::: Given data :::

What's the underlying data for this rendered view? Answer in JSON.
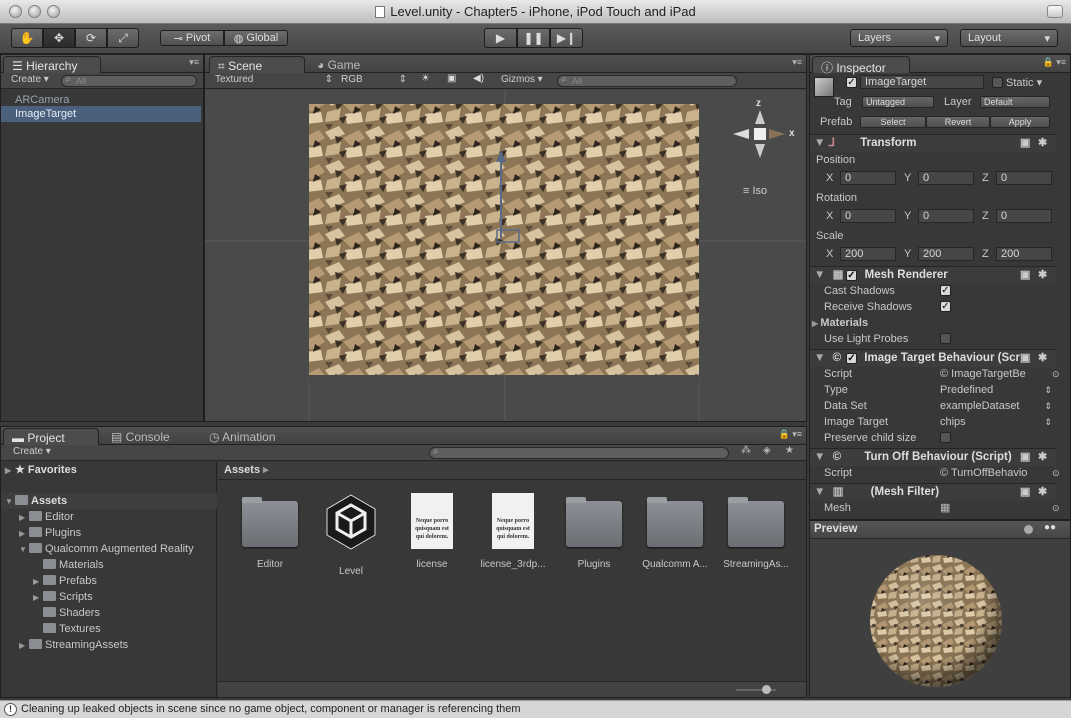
{
  "window": {
    "title": "Level.unity - Chapter5 - iPhone, iPod Touch and iPad"
  },
  "toolbar": {
    "pivot_label": "Pivot",
    "global_label": "Global",
    "layers_label": "Layers",
    "layout_label": "Layout"
  },
  "hierarchy": {
    "tab_label": "Hierarchy",
    "create_label": "Create",
    "search_placeholder": "All",
    "items": [
      {
        "label": "ARCamera"
      },
      {
        "label": "ImageTarget"
      }
    ]
  },
  "scene": {
    "tab_scene": "Scene",
    "tab_game": "Game",
    "render_mode": "Textured",
    "color_mode": "RGB",
    "gizmos_label": "Gizmos",
    "search_placeholder": "All",
    "gizmo_y": "z",
    "gizmo_x": "x",
    "iso_label": "Iso"
  },
  "project": {
    "tab_project": "Project",
    "tab_console": "Console",
    "tab_animation": "Animation",
    "create_label": "Create",
    "favorites_label": "Favorites",
    "assets_label": "Assets",
    "breadcrumb": "Assets",
    "tree": [
      {
        "label": "Editor"
      },
      {
        "label": "Plugins"
      },
      {
        "label": "Qualcomm Augmented Reality"
      },
      {
        "label": "Materials"
      },
      {
        "label": "Prefabs"
      },
      {
        "label": "Scripts"
      },
      {
        "label": "Shaders"
      },
      {
        "label": "Textures"
      },
      {
        "label": "StreamingAssets"
      }
    ],
    "assets": [
      {
        "label": "Editor"
      },
      {
        "label": "Level"
      },
      {
        "label": "license"
      },
      {
        "label": "license_3rdp..."
      },
      {
        "label": "Plugins"
      },
      {
        "label": "Qualcomm A..."
      },
      {
        "label": "StreamingAs..."
      }
    ],
    "doc_text": "Neque porro quisquam est qui dolorem."
  },
  "inspector": {
    "tab_label": "Inspector",
    "object_name": "ImageTarget",
    "static_label": "Static",
    "tag_label": "Tag",
    "tag_value": "Untagged",
    "layer_label": "Layer",
    "layer_value": "Default",
    "prefab_label": "Prefab",
    "select_label": "Select",
    "revert_label": "Revert",
    "apply_label": "Apply",
    "transform": {
      "title": "Transform",
      "position_label": "Position",
      "rotation_label": "Rotation",
      "scale_label": "Scale",
      "x_label": "X",
      "y_label": "Y",
      "z_label": "Z",
      "position": {
        "x": "0",
        "y": "0",
        "z": "0"
      },
      "rotation": {
        "x": "0",
        "y": "0",
        "z": "0"
      },
      "scale": {
        "x": "200",
        "y": "200",
        "z": "200"
      }
    },
    "mesh_renderer": {
      "title": "Mesh Renderer",
      "cast_shadows": "Cast Shadows",
      "receive_shadows": "Receive Shadows",
      "materials": "Materials",
      "light_probes": "Use Light Probes"
    },
    "itb": {
      "title": "Image Target Behaviour (Scr",
      "script_label": "Script",
      "script_value": "ImageTargetBe",
      "type_label": "Type",
      "type_value": "Predefined",
      "dataset_label": "Data Set",
      "dataset_value": "exampleDataset",
      "target_label": "Image Target",
      "target_value": "chips",
      "preserve_label": "Preserve child size"
    },
    "turnoff": {
      "title": "Turn Off Behaviour (Script)",
      "script_label": "Script",
      "script_value": "TurnOffBehavio"
    },
    "meshfilter": {
      "title": "(Mesh Filter)",
      "mesh_label": "Mesh"
    },
    "preview_label": "Preview"
  },
  "status": {
    "message": "Cleaning up leaked objects in scene since no game object, component or manager is referencing them"
  },
  "colors": {
    "selection": "#4a607c",
    "texture_light": "#b59a74",
    "texture_dark": "#3b3026"
  }
}
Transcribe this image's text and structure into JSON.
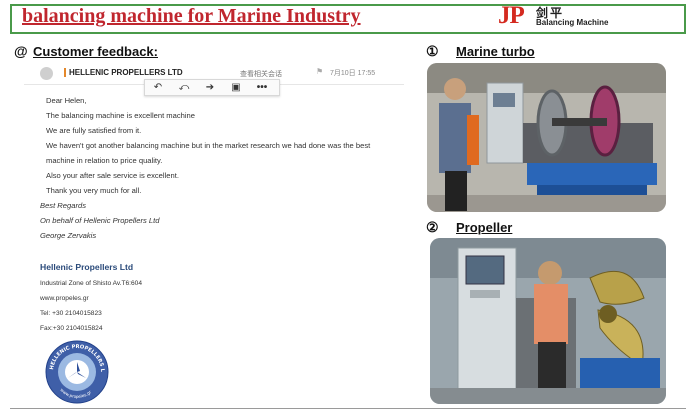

:::

> **Exercise goal**
Set down every entry word for word, but omit the pictures.

> **The reply**
What's the underlying data for this rendered view? Answer in JSON.
{
  "window": {
    "title": "Level.unity - Chapter5 - iPhone, iPod Touch and iPad"
  },
  "toolbar": {
    "pivot_label": "Pivot",
    "global_label": "Global",
    "layers_label": "Layers",
    "layout_label": "Layout"
  },
  "hierarchy": {
    "tab_label": "Hierarchy",
    "create_label": "Create",
    "search_placeholder": "All",
    "items": [
      {
        "label": "ARCamera"
      },
      {
        "label": "ImageTarget"
      }
    ]
  },
  "scene": {
    "tab_scene": "Scene",
    "tab_game": "Game",
    "render_mode": "Textured",
    "color_mode": "RGB",
    "gizmos_label": "Gizmos",
    "search_placeholder": "All",
    "gizmo_y": "z",
    "gizmo_x": "x",
    "iso_label": "Iso"
  },
  "project": {
    "tab_project": "Project",
    "tab_console": "Console",
    "tab_animation": "Animation",
    "create_label": "Create",
    "favorites_label": "Favorites",
    "assets_label": "Assets",
    "breadcrumb": "Assets",
    "tree": [
      {
        "label": "Editor"
      },
      {
        "label": "Plugins"
      },
      {
        "label": "Qualcomm Augmented Reality"
      },
      {
        "label": "Materials"
      },
      {
        "label": "Prefabs"
      },
      {
        "label": "Scripts"
      },
      {
        "label": "Shaders"
      },
      {
        "label": "Textures"
      },
      {
        "label": "StreamingAssets"
      }
    ],
    "assets": [
      {
        "label": "Editor"
      },
      {
        "label": "Level"
      },
      {
        "label": "license"
      },
      {
        "label": "license_3rdp..."
      },
      {
        "label": "Plugins"
      },
      {
        "label": "Qualcomm A..."
      },
      {
        "label": "StreamingAs..."
      }
    ],
    "doc_text": "Neque porro quisquam est qui dolorem."
  },
  "inspector": {
    "tab_label": "Inspector",
    "object_name": "ImageTarget",
    "static_label": "Static",
    "tag_label": "Tag",
    "tag_value": "Untagged",
    "layer_label": "Layer",
    "layer_value": "Default",
    "prefab_label": "Prefab",
    "select_label": "Select",
    "revert_label": "Revert",
    "apply_label": "Apply",
    "transform": {
      "title": "Transform",
      "position_label": "Position",
      "rotation_label": "Rotation",
      "scale_label": "Scale",
      "x_label": "X",
      "y_label": "Y",
      "z_label": "Z",
      "position": {
        "x": "0",
        "y": "0",
        "z": "0"
      },
      "rotation": {
        "x": "0",
        "y": "0",
        "z": "0"
      },
      "scale": {
        "x": "200",
        "y": "200",
        "z": "200"
      }
    },
    "mesh_renderer": {
      "title": "Mesh Renderer",
      "cast_shadows": "Cast Shadows",
      "receive_shadows": "Receive Shadows",
      "materials": "Materials",
      "light_probes": "Use Light Probes"
    },
    "itb": {
      "title": "Image Target Behaviour (Scr",
      "script_label": "Script",
      "script_value": "ImageTargetBe",
      "type_label": "Type",
      "type_value": "Predefined",
      "dataset_label": "Data Set",
      "dataset_value": "exampleDataset",
      "target_label": "Image Target",
      "target_value": "chips",
      "preserve_label": "Preserve child size"
    },
    "turnoff": {
      "title": "Turn Off Behaviour (Script)",
      "script_label": "Script",
      "script_value": "TurnOffBehavio"
    },
    "meshfilter": {
      "title": "(Mesh Filter)",
      "mesh_label": "Mesh"
    },
    "preview_label": "Preview"
  },
  "status": {
    "message": "Cleaning up leaked objects in scene since no game object, component or manager is referencing them"
  },
  "colors": {
    "selection": "#4a607c",
    "texture_light": "#b59a74",
    "texture_dark": "#3b3026"
  }
}
Transcribe this image's text and structure into JSON.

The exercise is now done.